▸ Required task:
What follows is a listing; restate every line of it word for word.

▸ Extracted entries:
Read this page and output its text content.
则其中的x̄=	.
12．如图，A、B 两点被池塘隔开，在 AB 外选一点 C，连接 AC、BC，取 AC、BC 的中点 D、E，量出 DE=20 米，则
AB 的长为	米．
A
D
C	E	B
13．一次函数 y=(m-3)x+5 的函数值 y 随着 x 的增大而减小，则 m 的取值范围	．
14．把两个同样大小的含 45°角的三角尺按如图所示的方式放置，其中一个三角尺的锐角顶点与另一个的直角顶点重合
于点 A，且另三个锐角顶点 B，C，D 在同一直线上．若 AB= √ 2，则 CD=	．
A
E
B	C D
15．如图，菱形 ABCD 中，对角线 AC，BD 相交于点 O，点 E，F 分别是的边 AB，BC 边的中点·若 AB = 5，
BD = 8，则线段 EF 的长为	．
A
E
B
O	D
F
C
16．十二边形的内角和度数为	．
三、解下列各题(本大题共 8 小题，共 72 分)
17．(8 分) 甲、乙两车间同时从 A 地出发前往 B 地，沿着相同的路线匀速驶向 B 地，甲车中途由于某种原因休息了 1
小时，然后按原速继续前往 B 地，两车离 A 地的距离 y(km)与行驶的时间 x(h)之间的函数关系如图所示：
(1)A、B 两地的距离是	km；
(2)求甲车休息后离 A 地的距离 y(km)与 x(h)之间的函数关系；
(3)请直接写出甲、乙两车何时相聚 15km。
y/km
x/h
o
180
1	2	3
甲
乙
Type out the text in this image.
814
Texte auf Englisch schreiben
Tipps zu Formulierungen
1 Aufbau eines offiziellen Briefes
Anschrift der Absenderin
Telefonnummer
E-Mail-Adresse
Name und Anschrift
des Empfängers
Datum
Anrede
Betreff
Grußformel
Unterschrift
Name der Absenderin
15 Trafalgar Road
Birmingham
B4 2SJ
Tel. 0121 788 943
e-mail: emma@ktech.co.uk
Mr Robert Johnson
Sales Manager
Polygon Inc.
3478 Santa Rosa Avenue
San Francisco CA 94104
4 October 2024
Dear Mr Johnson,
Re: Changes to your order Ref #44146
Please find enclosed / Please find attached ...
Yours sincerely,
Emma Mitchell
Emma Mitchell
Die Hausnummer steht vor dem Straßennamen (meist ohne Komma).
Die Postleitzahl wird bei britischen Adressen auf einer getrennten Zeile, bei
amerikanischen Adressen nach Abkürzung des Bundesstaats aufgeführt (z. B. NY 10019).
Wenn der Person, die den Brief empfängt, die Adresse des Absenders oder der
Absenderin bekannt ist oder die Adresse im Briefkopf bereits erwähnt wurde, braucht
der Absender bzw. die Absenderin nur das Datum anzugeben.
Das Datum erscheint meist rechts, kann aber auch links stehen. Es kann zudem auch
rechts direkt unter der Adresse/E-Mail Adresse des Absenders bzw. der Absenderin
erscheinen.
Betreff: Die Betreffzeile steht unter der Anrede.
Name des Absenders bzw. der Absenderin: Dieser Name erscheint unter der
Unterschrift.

▸ Solution:
Read this page and output its text content.
则其中的x̄=	.
12．如图，A、B 两点被池塘隔开，在 AB 外选一点 C，连接 AC、BC，取 AC、BC 的中点 D、E，量出 DE=20 米，则
AB 的长为	米．
A
D
C	E	B
13．一次函数 y=(m-3)x+5 的函数值 y 随着 x 的增大而减小，则 m 的取值范围	．
14．把两个同样大小的含 45°角的三角尺按如图所示的方式放置，其中一个三角尺的锐角顶点与另一个的直角顶点重合
于点 A，且另三个锐角顶点 B，C，D 在同一直线上．若 AB= √ 2，则 CD=	．
A
E
B	C D
15．如图，菱形 ABCD 中，对角线 AC，BD 相交于点 O，点 E，F 分别是的边 AB，BC 边的中点·若 AB = 5，
BD = 8，则线段 EF 的长为	．
A
E
B
O	D
F
C
16．十二边形的内角和度数为	．
三、解下列各题(本大题共 8 小题，共 72 分)
17．(8 分) 甲、乙两车间同时从 A 地出发前往 B 地，沿着相同的路线匀速驶向 B 地，甲车中途由于某种原因休息了 1
小时，然后按原速继续前往 B 地，两车离 A 地的距离 y(km)与行驶的时间 x(h)之间的函数关系如图所示：
(1)A、B 两地的距离是	km；
(2)求甲车休息后离 A 地的距离 y(km)与 x(h)之间的函数关系；
(3)请直接写出甲、乙两车何时相聚 15km。
y/km
x/h
o
180
1	2	3
甲
乙
Type out the text in this image.
814
Texte auf Englisch schreiben
Tipps zu Formulierungen
1 Aufbau eines offiziellen Briefes
Anschrift der Absenderin
Telefonnummer
E-Mail-Adresse
Name und Anschrift
des Empfängers
Datum
Anrede
Betreff
Grußformel
Unterschrift
Name der Absenderin
15 Trafalgar Road
Birmingham
B4 2SJ
Tel. 0121 788 943
e-mail: emma@ktech.co.uk
Mr Robert Johnson
Sales Manager
Polygon Inc.
3478 Santa Rosa Avenue
San Francisco CA 94104
4 October 2024
Dear Mr Johnson,
Re: Changes to your order Ref #44146
Please find enclosed / Please find attached ...
Yours sincerely,
Emma Mitchell
Emma Mitchell
Die Hausnummer steht vor dem Straßennamen (meist ohne Komma).
Die Postleitzahl wird bei britischen Adressen auf einer getrennten Zeile, bei
amerikanischen Adressen nach Abkürzung des Bundesstaats aufgeführt (z. B. NY 10019).
Wenn der Person, die den Brief empfängt, die Adresse des Absenders oder der
Absenderin bekannt ist oder die Adresse im Briefkopf bereits erwähnt wurde, braucht
der Absender bzw. die Absenderin nur das Datum anzugeben.
Das Datum erscheint meist rechts, kann aber auch links stehen. Es kann zudem auch
rechts direkt unter der Adresse/E-Mail Adresse des Absenders bzw. der Absenderin
erscheinen.
Betreff: Die Betreffzeile steht unter der Anrede.
Name des Absenders bzw. der Absenderin: Dieser Name erscheint unter der
Unterschrift.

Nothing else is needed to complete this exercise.